• Information supplied
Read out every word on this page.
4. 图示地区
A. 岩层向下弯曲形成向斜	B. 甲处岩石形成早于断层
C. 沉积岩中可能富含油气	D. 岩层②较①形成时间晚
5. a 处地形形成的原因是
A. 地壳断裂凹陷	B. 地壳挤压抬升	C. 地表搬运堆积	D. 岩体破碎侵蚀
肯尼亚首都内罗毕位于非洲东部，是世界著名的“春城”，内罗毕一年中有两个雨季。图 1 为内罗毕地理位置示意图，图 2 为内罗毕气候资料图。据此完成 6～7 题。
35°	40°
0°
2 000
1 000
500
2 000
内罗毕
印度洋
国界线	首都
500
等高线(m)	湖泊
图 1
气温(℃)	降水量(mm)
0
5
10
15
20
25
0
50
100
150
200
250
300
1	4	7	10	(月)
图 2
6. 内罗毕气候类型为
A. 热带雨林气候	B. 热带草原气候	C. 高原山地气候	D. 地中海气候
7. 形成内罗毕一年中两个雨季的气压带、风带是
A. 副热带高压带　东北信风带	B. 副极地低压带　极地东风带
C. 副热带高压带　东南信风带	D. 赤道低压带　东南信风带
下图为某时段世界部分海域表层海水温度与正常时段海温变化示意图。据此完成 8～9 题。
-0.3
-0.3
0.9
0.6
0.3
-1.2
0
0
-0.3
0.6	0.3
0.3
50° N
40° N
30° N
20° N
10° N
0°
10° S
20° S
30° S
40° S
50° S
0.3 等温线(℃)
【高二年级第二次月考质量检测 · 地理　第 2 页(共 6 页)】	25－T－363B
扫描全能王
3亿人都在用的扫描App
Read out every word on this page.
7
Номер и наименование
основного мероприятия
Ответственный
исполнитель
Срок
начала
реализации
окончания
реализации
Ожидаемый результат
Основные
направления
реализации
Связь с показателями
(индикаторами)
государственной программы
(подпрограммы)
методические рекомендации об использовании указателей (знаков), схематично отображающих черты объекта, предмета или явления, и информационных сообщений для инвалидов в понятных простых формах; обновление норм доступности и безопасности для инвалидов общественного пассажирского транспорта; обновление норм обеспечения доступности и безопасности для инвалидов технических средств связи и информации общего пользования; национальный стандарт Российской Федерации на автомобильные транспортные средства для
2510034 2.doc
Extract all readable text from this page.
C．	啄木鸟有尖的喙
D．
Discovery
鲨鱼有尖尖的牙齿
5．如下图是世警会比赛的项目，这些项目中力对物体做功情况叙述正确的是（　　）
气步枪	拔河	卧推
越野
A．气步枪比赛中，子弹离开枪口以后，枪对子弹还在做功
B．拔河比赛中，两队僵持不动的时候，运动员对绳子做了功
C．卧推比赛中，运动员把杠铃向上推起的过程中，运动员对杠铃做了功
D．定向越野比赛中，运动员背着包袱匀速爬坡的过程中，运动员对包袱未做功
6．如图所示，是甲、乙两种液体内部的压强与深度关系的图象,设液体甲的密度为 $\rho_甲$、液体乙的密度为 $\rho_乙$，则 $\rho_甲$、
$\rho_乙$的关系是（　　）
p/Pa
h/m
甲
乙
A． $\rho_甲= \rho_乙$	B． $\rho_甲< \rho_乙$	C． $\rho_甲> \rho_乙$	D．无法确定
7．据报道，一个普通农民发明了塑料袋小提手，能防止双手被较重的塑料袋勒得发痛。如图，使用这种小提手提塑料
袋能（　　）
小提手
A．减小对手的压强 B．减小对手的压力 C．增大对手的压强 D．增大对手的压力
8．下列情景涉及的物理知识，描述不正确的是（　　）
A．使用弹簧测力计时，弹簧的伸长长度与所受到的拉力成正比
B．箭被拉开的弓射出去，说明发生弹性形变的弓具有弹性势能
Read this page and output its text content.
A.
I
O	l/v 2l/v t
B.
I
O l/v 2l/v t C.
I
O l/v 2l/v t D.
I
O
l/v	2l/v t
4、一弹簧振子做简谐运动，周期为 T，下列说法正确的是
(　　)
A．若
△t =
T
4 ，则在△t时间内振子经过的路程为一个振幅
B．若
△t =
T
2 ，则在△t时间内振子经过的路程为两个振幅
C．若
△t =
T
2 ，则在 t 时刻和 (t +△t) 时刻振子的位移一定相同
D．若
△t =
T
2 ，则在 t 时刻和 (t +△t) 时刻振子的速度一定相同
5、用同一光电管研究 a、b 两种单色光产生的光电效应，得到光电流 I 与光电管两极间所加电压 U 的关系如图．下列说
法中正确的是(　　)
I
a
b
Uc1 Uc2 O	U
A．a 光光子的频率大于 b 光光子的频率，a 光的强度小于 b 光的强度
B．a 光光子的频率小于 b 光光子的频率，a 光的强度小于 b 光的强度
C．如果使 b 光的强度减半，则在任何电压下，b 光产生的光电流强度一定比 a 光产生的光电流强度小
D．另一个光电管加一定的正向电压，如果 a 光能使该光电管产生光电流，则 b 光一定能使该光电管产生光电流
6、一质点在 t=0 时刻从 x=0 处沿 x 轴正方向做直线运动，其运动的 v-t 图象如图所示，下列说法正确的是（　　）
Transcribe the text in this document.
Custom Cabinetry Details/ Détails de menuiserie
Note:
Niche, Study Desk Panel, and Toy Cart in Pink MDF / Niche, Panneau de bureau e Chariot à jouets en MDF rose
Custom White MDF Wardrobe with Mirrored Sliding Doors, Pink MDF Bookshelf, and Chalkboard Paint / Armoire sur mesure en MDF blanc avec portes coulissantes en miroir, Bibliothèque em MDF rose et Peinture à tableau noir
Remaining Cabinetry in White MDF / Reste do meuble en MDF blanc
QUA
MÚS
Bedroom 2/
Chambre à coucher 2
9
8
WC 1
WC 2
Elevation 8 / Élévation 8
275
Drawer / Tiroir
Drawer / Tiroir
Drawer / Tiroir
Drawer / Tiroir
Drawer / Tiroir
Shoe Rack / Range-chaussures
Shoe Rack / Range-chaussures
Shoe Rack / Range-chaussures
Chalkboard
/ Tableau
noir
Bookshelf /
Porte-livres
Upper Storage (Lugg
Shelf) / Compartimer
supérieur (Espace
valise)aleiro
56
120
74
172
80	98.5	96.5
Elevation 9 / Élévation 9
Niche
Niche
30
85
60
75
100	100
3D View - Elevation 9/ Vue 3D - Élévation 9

• Problem description
Work out the count of lines containing the word "Elevation", then write only that count.

• Solution
3